:: WHAT YOU HAVE TO DO ::
Copy every record below exactly as written, but leave out the pictures.

Stored data
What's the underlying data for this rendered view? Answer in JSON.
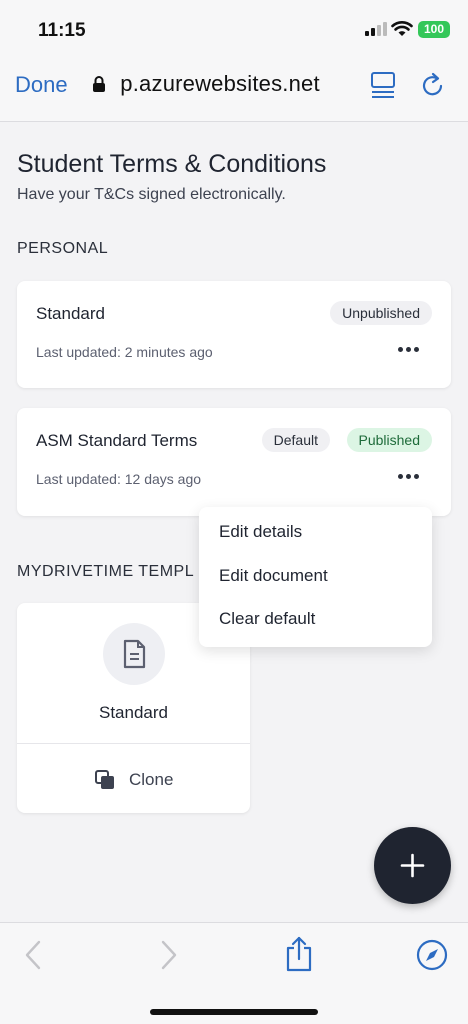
{
  "status_bar": {
    "time": "11:15",
    "battery": "100"
  },
  "browser": {
    "done_label": "Done",
    "url": " p.azurewebsites.net"
  },
  "page": {
    "title": "Student Terms & Conditions",
    "subtitle": "Have your T&Cs signed electronically."
  },
  "personal": {
    "section_label": "PERSONAL",
    "cards": [
      {
        "title": "Standard",
        "meta": "Last updated: 2 minutes ago",
        "status": "Unpublished"
      },
      {
        "title": "ASM Standard Terms",
        "meta": "Last updated: 12 days ago",
        "default_badge": "Default",
        "status": "Published"
      }
    ]
  },
  "menu": {
    "items": [
      "Edit details",
      "Edit document",
      "Clear default"
    ]
  },
  "mydrivetime": {
    "section_label": "MYDRIVETIME TEMPL",
    "template": {
      "title": "Standard",
      "clone_label": "Clone"
    }
  },
  "colors": {
    "accent": "#2d6cc2",
    "published_bg": "#dcf5e4",
    "fab": "#1f2430"
  },
  "icons": [
    "lock-icon",
    "reader-icon",
    "reload-icon",
    "more-icon",
    "document-icon",
    "clone-icon",
    "plus-icon",
    "back-icon",
    "forward-icon",
    "share-icon",
    "compass-icon"
  ]
}
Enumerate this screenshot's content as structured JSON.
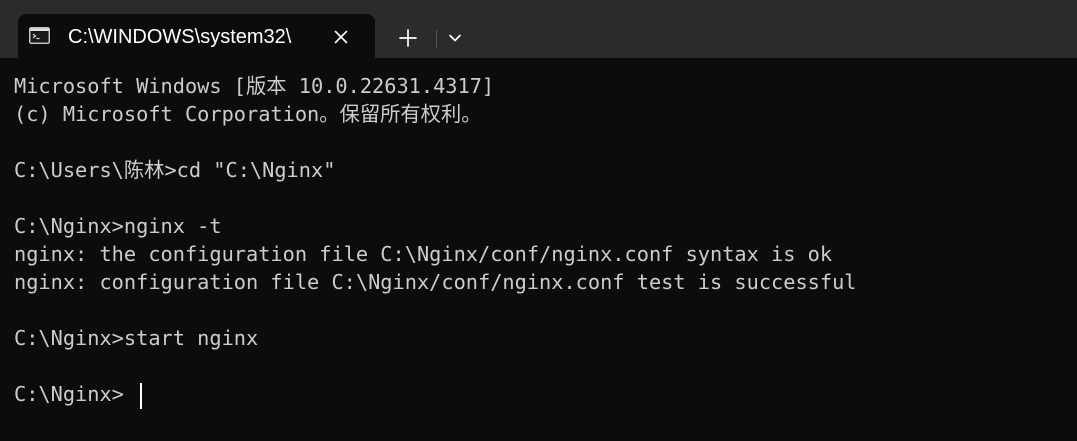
{
  "window": {
    "tab_title": "C:\\WINDOWS\\system32\\",
    "tab_icon": "terminal-icon",
    "close_icon": "close-icon",
    "new_tab_icon": "plus-icon",
    "dropdown_icon": "chevron-down-icon"
  },
  "colors": {
    "background": "#0c0c0c",
    "titlebar": "#2b2b2b",
    "text": "#cccccc"
  },
  "terminal": {
    "lines": [
      "Microsoft Windows [版本 10.0.22631.4317]",
      "(c) Microsoft Corporation。保留所有权利。",
      "",
      "C:\\Users\\陈林>cd \"C:\\Nginx\"",
      "",
      "C:\\Nginx>nginx -t",
      "nginx: the configuration file C:\\Nginx/conf/nginx.conf syntax is ok",
      "nginx: configuration file C:\\Nginx/conf/nginx.conf test is successful",
      "",
      "C:\\Nginx>start nginx",
      "",
      "C:\\Nginx>"
    ]
  }
}
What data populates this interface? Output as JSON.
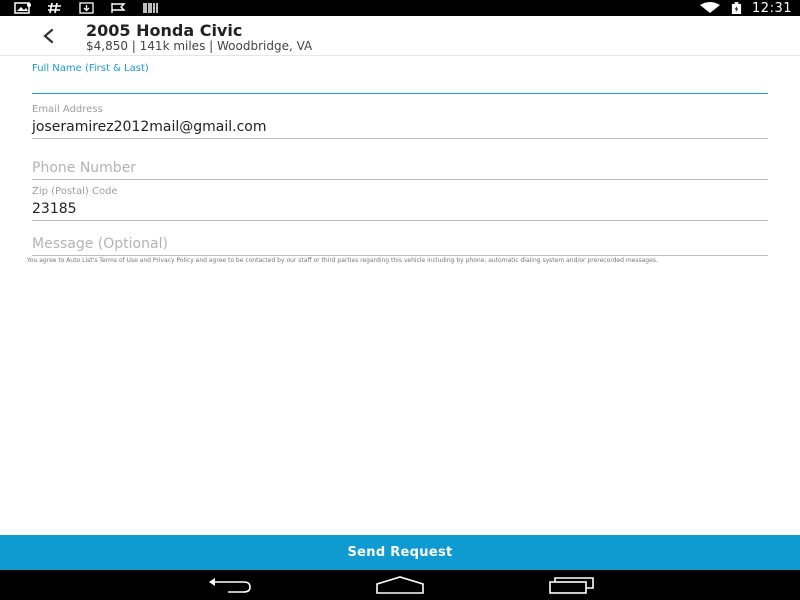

:: SOLUTION TO THIS TASK ::
What's the underlying data for this rendered view? Answer in JSON.
{
  "status_bar": {
    "time": "11:15",
    "battery": "100"
  },
  "browser": {
    "done_label": "Done",
    "url": " p.azurewebsites.net"
  },
  "page": {
    "title": "Student Terms & Conditions",
    "subtitle": "Have your T&Cs signed electronically."
  },
  "personal": {
    "section_label": "PERSONAL",
    "cards": [
      {
        "title": "Standard",
        "meta": "Last updated: 2 minutes ago",
        "status": "Unpublished"
      },
      {
        "title": "ASM Standard Terms",
        "meta": "Last updated: 12 days ago",
        "default_badge": "Default",
        "status": "Published"
      }
    ]
  },
  "menu": {
    "items": [
      "Edit details",
      "Edit document",
      "Clear default"
    ]
  },
  "mydrivetime": {
    "section_label": "MYDRIVETIME TEMPL",
    "template": {
      "title": "Standard",
      "clone_label": "Clone"
    }
  },
  "colors": {
    "accent": "#2d6cc2",
    "published_bg": "#dcf5e4",
    "fab": "#1f2430"
  },
  "icons": [
    "lock-icon",
    "reader-icon",
    "reload-icon",
    "more-icon",
    "document-icon",
    "clone-icon",
    "plus-icon",
    "back-icon",
    "forward-icon",
    "share-icon",
    "compass-icon"
  ]
}
Enumerate this screenshot's content as structured JSON.
{
  "window": {
    "tab_title": "C:\\WINDOWS\\system32\\",
    "tab_icon": "terminal-icon",
    "close_icon": "close-icon",
    "new_tab_icon": "plus-icon",
    "dropdown_icon": "chevron-down-icon"
  },
  "colors": {
    "background": "#0c0c0c",
    "titlebar": "#2b2b2b",
    "text": "#cccccc"
  },
  "terminal": {
    "lines": [
      "Microsoft Windows [版本 10.0.22631.4317]",
      "(c) Microsoft Corporation。保留所有权利。",
      "",
      "C:\\Users\\陈林>cd \"C:\\Nginx\"",
      "",
      "C:\\Nginx>nginx -t",
      "nginx: the configuration file C:\\Nginx/conf/nginx.conf syntax is ok",
      "nginx: configuration file C:\\Nginx/conf/nginx.conf test is successful",
      "",
      "C:\\Nginx>start nginx",
      "",
      "C:\\Nginx>"
    ]
  }
}
What data populates this interface? Output as JSON.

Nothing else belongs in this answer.